» **Required work**
Please list every line in the entries below that contains the string "patch", copying each such line in full.

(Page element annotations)
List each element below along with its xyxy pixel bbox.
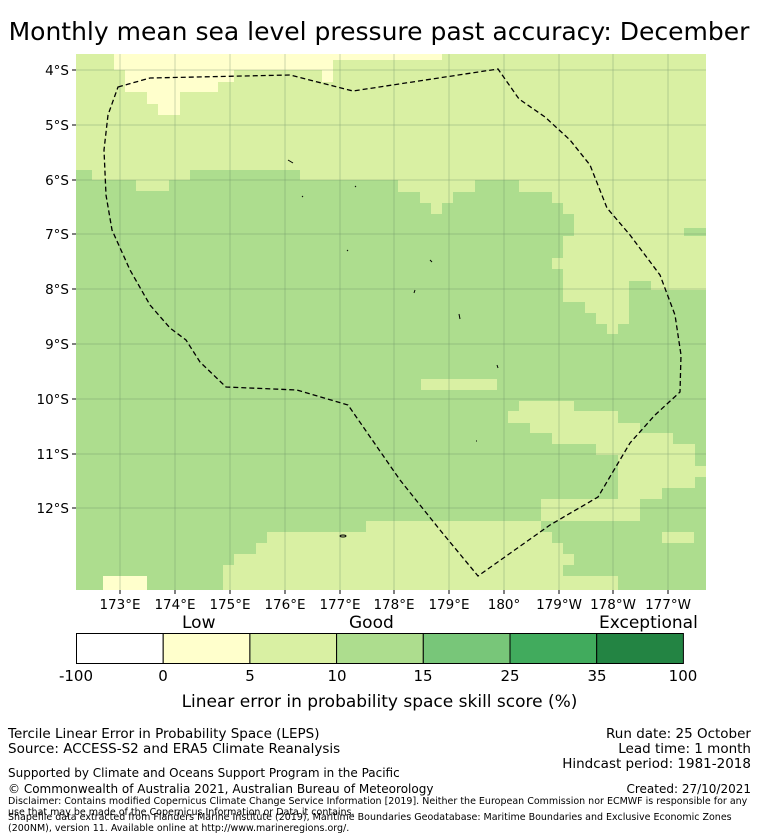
- lat-label: 10°S: [37, 392, 70, 408]
- lon-label: 177°W: [645, 597, 691, 613]
- colorbar-label-good: Good: [349, 613, 394, 633]
- colorbar-segment: [249, 633, 338, 664]
- colorbar-tick: 5: [245, 667, 255, 685]
- source-text: Source: ACCESS-S2 and ERA5 Climate Reana…: [8, 741, 341, 757]
- eez-boundary: [103, 68, 682, 577]
- lon-label: 179°W: [536, 597, 582, 613]
- colorbar-title: Linear error in probability space skill …: [181, 692, 578, 712]
- colorbar-segment: [596, 633, 684, 664]
- lat-label: 12°S: [37, 501, 70, 517]
- colorbar-tick: 15: [413, 667, 433, 685]
- lat-label: 8°S: [45, 282, 69, 298]
- skill-band-5-10-south: [223, 521, 618, 590]
- island: [301, 195, 304, 198]
- lead-time: Lead time: 1 month: [618, 741, 751, 757]
- axis-ticks: [72, 69, 669, 594]
- colorbar-segment: [336, 633, 424, 664]
- skill-patch-3: [662, 532, 694, 543]
- colorbar-segment: [76, 633, 164, 664]
- colorbar-segment: [509, 633, 598, 664]
- island: [346, 249, 349, 252]
- lon-label: 175°E: [209, 597, 250, 613]
- lon-label: 174°E: [154, 597, 195, 613]
- island: [429, 259, 433, 263]
- island: [339, 534, 347, 538]
- skill-band-0-5-south: [103, 576, 147, 590]
- lat-label: 4°S: [45, 63, 69, 79]
- skill-band-5-10-east: [508, 401, 706, 521]
- colorbar-segment: [422, 633, 511, 664]
- colorbar-tick: 0: [158, 667, 168, 685]
- island: [287, 159, 294, 164]
- colorbar-tick: 35: [587, 667, 607, 685]
- colorbar-tick: -100: [58, 667, 94, 685]
- lon-label: 177°E: [319, 597, 360, 613]
- colorbar-tick: 100: [668, 667, 698, 685]
- lat-label: 9°S: [45, 337, 69, 353]
- colorbar-tick: 10: [327, 667, 347, 685]
- lat-label: 5°S: [45, 118, 69, 134]
- islands: [287, 159, 499, 538]
- hindcast-period: Hindcast period: 1981-2018: [562, 756, 751, 772]
- lat-label: 6°S: [45, 173, 69, 189]
- support-text: Supported by Climate and Oceans Support …: [8, 766, 400, 780]
- lon-label: 179°E: [428, 597, 469, 613]
- created-date: Created: 27/10/2021: [626, 782, 751, 796]
- lat-label: 11°S: [37, 447, 70, 463]
- skill-band-5-10-north: [76, 54, 706, 334]
- colorbar-label-exceptional: Exceptional: [599, 613, 698, 633]
- lon-label: 180°: [488, 597, 521, 613]
- lon-label: 173°E: [99, 597, 140, 613]
- lat-label: 7°S: [45, 227, 69, 243]
- island: [496, 364, 499, 369]
- method-text: Tercile Linear Error in Probability Spac…: [8, 726, 320, 742]
- skill-patch-1: [136, 180, 169, 191]
- colorbar-tick: 25: [500, 667, 520, 685]
- island: [354, 185, 357, 188]
- skill-band-0-5-north: [114, 54, 442, 115]
- map-gridlines: [76, 54, 706, 590]
- run-date: Run date: 25 October: [606, 726, 751, 742]
- island: [458, 313, 461, 320]
- island: [413, 289, 416, 294]
- colorbar-label-low: Low: [182, 613, 216, 633]
- lon-label: 176°E: [264, 597, 305, 613]
- chart-title: Monthly mean sea level pressure past acc…: [8, 17, 750, 46]
- copyright-text: © Commonwealth of Australia 2021, Austra…: [8, 782, 434, 796]
- colorbar: [76, 633, 684, 664]
- disclaimer-text: Disclaimer: Contains modified Copernicus…: [8, 796, 748, 818]
- colorbar-segment: [162, 633, 251, 664]
- lon-label: 178°W: [590, 597, 636, 613]
- shapefile-credit: Shapefile data extracted from Flanders M…: [8, 812, 732, 834]
- lon-label: 178°E: [373, 597, 414, 613]
- skill-patch-2: [421, 379, 497, 390]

» **Output for this exercise**
- skill-patch-3: [662, 532, 694, 543]
- skill-patch-1: [136, 180, 169, 191]
- skill-patch-2: [421, 379, 497, 390]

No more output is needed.